## start Material
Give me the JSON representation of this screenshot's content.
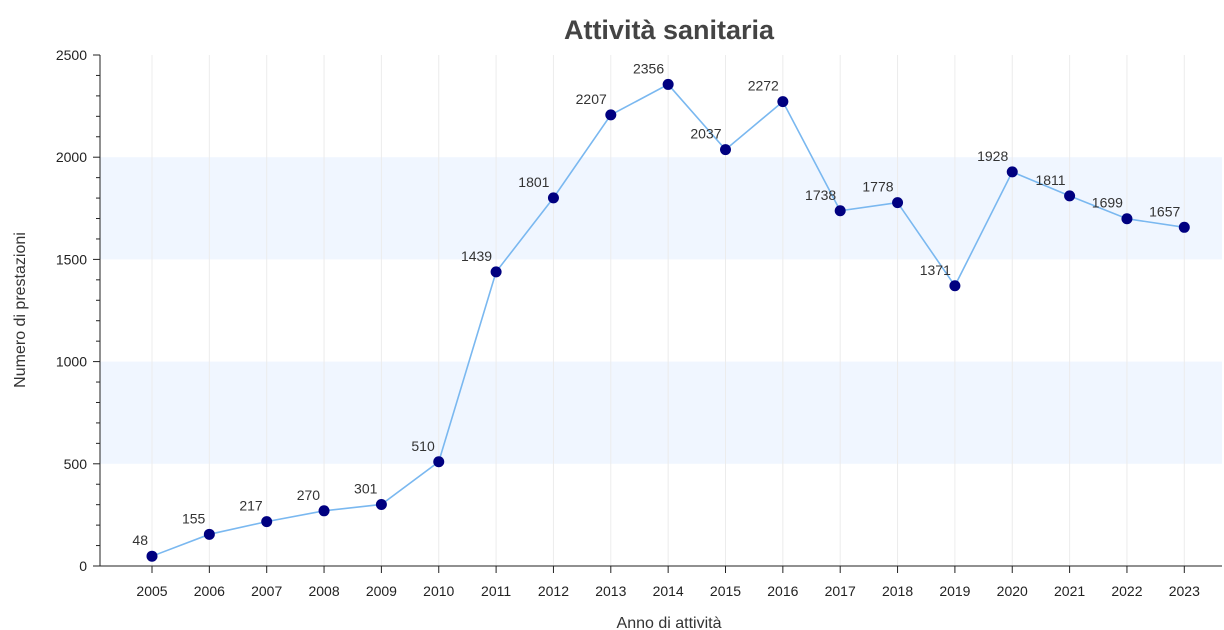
{
  "chart_data": {
    "type": "line",
    "title": "Attività sanitaria",
    "xlabel": "Anno di attività",
    "ylabel": "Numero di prestazioni",
    "categories": [
      "2005",
      "2006",
      "2007",
      "2008",
      "2009",
      "2010",
      "2011",
      "2012",
      "2013",
      "2014",
      "2015",
      "2016",
      "2017",
      "2018",
      "2019",
      "2020",
      "2021",
      "2022",
      "2023"
    ],
    "values": [
      48,
      155,
      217,
      270,
      301,
      510,
      1439,
      1801,
      2207,
      2356,
      2037,
      2272,
      1738,
      1778,
      1371,
      1928,
      1811,
      1699,
      1657
    ],
    "ylim": [
      0,
      2500
    ],
    "yticks": [
      0,
      500,
      1000,
      1500,
      2000,
      2500
    ],
    "grid": true,
    "band_color": "#f0f6ff",
    "line_color": "#7ab8f0",
    "marker_color": "#000080"
  }
}
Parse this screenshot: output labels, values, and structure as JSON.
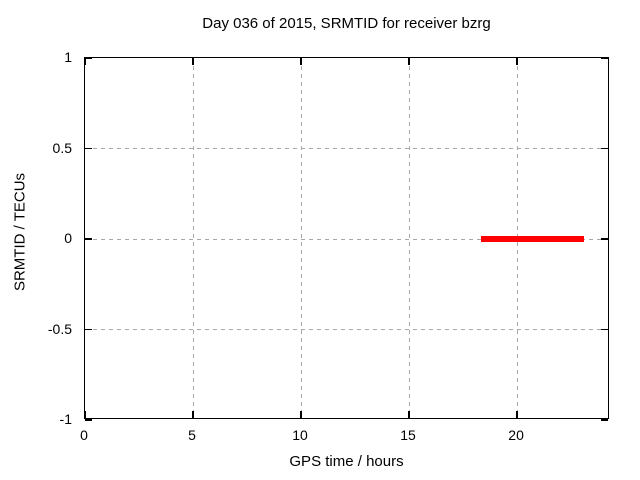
## end Material
Brief => Pick out and copy the lines of the material that include the word "values".

Result for this exercise =>
    "values": [
Parse this screenshot: output labels, values, and structure as JSON.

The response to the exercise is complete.